(Data records)
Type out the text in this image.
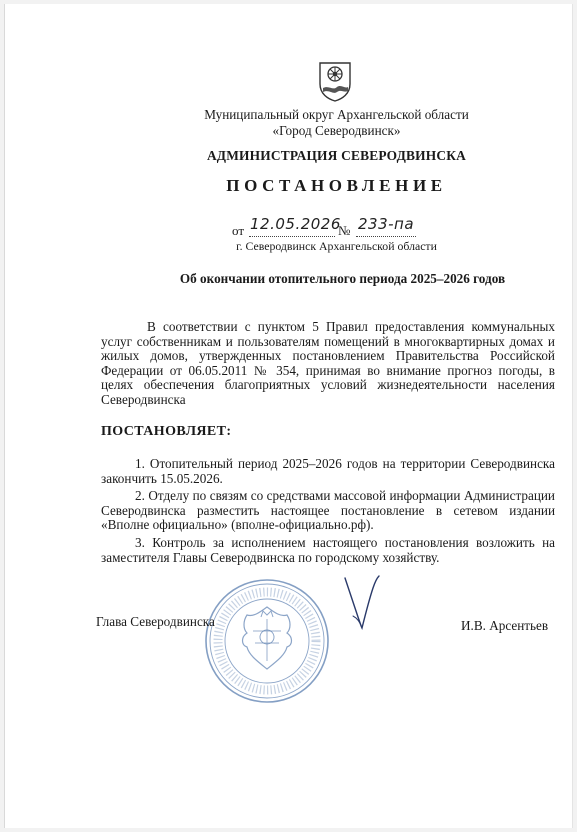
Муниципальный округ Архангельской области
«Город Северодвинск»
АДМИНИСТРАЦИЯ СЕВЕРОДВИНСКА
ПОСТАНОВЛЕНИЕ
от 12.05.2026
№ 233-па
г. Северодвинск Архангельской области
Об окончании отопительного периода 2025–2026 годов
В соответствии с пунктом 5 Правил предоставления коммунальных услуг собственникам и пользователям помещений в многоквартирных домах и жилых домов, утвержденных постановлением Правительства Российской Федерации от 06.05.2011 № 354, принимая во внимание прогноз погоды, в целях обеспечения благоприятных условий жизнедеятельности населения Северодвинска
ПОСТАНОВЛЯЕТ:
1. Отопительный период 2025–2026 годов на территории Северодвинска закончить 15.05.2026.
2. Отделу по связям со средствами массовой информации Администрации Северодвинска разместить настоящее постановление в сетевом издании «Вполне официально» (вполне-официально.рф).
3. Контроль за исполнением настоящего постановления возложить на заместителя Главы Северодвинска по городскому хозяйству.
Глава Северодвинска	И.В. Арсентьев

==

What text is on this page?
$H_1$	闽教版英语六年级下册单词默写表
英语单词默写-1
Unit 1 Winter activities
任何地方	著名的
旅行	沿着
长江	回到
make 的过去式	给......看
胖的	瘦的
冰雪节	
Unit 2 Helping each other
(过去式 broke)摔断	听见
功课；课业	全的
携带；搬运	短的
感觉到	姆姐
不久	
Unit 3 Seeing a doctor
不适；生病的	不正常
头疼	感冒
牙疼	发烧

→ **WHAT IS REQUIRED**
Copy each line of the records containing the string "Unit".

→ **EXPECTED ANSWER**
Unit 1 Winter activities
Unit 2 Helping each other
Unit 3 Seeing a doctor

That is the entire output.